▸ Directions
Please give the count of lines holding the string "text" and nothing besides.
━━━ Information shown ━━━
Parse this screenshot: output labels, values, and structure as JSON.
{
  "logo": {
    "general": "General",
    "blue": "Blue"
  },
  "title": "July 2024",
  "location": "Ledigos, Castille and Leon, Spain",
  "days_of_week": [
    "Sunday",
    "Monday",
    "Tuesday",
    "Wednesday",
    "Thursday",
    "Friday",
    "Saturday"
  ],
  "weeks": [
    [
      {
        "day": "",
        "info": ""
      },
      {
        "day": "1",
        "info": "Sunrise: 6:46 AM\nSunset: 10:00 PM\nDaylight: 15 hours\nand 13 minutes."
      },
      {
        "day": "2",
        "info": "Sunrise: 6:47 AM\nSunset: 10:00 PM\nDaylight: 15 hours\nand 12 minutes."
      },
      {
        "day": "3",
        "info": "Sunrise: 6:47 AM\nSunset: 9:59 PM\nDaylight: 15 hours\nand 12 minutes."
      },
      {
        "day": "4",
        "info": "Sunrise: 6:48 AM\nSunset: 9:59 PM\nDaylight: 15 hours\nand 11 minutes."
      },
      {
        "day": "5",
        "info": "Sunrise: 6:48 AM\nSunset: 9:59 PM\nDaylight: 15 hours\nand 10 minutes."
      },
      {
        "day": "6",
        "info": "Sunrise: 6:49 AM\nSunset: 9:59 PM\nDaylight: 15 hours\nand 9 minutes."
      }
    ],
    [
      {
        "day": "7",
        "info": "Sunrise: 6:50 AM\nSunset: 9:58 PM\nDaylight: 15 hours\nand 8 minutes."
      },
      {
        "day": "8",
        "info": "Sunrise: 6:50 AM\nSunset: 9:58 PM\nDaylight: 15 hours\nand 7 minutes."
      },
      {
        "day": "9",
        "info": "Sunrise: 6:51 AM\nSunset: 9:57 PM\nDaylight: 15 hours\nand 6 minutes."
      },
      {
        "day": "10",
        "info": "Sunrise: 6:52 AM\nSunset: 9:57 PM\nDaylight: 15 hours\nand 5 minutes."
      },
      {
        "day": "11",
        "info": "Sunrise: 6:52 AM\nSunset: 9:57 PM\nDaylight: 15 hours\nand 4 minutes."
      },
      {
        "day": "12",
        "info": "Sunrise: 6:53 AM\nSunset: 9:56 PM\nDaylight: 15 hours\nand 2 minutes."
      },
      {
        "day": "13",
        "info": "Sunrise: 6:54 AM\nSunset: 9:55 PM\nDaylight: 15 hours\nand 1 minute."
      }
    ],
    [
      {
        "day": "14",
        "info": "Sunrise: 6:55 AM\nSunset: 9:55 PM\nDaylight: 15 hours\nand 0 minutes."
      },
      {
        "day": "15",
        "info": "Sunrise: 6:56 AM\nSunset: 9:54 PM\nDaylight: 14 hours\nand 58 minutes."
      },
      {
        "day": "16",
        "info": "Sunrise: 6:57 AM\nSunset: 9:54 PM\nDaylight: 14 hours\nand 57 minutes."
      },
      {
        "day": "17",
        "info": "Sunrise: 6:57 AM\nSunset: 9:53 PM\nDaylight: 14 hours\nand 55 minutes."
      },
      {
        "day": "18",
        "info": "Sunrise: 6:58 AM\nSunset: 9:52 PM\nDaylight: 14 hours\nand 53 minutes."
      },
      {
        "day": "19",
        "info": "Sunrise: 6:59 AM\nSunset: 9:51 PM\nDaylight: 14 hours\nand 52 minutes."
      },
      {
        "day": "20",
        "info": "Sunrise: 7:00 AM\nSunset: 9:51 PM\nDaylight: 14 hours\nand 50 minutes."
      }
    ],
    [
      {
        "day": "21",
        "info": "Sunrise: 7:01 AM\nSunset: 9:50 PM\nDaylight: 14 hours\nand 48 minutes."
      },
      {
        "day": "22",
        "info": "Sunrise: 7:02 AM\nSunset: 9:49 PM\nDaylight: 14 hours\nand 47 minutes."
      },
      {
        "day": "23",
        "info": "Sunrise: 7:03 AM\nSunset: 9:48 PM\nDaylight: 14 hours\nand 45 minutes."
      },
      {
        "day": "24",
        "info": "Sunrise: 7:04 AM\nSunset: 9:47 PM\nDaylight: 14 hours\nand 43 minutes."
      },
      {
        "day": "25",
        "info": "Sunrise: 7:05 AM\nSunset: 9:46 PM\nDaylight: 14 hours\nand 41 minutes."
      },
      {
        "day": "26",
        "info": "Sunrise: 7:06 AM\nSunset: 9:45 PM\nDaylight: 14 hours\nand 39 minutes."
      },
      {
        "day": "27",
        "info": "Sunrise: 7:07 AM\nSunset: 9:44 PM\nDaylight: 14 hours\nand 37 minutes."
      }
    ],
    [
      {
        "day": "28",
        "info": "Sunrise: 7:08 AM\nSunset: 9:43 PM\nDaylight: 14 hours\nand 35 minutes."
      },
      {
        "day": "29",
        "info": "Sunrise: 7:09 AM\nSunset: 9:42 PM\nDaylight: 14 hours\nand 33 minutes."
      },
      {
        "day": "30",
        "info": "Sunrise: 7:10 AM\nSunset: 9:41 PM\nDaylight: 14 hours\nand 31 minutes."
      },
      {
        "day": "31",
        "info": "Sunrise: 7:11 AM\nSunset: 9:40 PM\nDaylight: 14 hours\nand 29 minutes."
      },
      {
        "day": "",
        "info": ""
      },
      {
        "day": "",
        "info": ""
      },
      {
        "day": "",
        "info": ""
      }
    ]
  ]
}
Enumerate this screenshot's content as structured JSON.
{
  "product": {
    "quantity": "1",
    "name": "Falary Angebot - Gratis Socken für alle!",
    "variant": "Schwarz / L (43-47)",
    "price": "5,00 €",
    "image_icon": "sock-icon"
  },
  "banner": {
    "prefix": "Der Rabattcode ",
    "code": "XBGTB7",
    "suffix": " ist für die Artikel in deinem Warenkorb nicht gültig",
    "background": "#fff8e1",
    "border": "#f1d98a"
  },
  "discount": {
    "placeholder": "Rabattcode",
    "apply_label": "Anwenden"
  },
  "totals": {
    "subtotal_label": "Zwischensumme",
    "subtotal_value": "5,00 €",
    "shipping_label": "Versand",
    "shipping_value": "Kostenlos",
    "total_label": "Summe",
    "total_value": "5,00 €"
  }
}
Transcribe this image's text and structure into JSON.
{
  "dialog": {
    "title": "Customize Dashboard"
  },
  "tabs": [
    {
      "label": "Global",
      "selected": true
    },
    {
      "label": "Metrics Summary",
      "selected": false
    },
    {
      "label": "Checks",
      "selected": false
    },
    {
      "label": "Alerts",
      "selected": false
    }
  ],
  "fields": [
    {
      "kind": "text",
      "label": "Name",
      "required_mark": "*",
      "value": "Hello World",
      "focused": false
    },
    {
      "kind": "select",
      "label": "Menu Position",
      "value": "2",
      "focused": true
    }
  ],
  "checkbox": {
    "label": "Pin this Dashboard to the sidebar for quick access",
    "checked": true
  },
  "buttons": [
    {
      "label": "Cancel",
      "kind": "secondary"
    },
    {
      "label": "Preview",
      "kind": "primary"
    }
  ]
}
━━━
▸ Complete response
2